_Records for processing_.
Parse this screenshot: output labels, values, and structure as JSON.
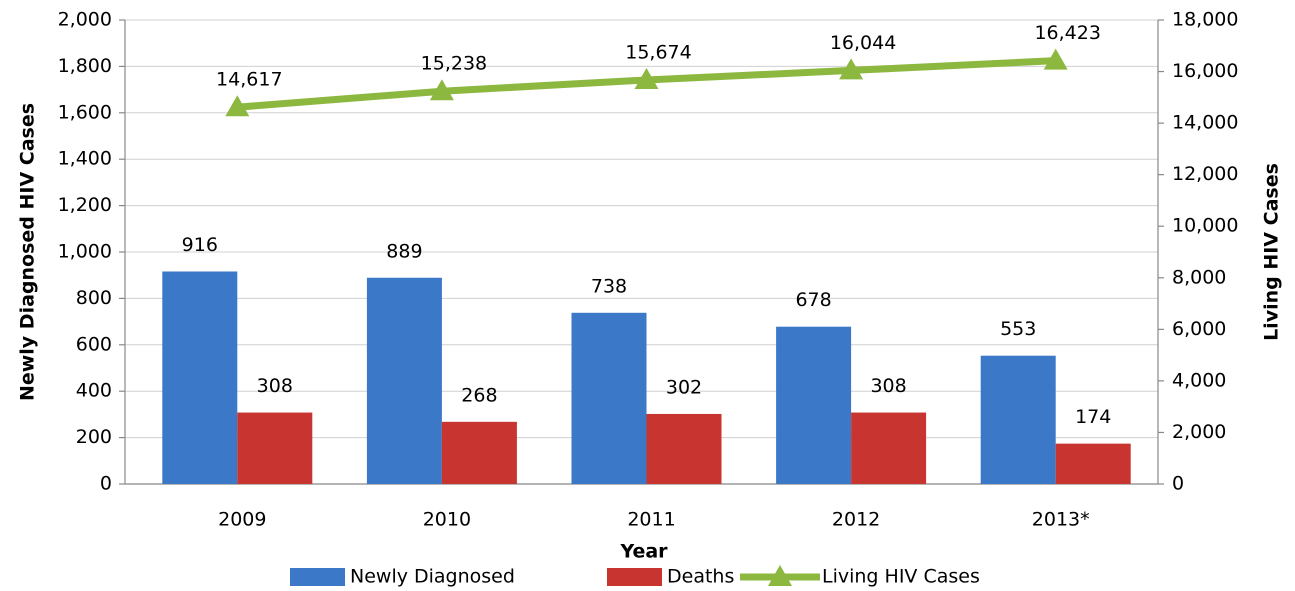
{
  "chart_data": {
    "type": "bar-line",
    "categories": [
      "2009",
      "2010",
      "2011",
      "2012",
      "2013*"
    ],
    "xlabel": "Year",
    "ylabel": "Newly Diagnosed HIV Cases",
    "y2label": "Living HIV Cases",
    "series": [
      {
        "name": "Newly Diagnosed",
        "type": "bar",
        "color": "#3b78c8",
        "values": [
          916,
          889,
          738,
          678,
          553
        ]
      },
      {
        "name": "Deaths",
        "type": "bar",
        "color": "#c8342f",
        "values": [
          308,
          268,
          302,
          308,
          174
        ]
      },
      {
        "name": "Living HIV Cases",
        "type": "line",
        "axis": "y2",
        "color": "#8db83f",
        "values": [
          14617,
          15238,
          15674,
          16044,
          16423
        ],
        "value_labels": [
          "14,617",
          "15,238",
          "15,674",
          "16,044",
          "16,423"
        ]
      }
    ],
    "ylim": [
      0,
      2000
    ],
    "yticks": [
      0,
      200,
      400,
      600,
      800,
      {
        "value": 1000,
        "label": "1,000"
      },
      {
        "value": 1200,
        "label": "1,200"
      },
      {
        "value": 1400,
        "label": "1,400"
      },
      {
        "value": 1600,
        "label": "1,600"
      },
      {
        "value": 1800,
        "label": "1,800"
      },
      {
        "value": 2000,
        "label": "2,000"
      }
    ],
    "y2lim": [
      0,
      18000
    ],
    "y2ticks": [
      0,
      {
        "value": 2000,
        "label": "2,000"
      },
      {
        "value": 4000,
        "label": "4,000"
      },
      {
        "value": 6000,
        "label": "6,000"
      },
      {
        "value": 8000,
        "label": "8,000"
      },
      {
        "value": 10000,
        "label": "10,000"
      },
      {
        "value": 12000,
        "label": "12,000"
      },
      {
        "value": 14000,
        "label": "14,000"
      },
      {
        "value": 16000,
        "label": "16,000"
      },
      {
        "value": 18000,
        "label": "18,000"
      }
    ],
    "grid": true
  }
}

_What to produce_. Pull out all lines from the entries above that include the word "Living".

_Answer to this task_.
    "y2label": "Living HIV Cases",
        "name": "Living HIV Cases",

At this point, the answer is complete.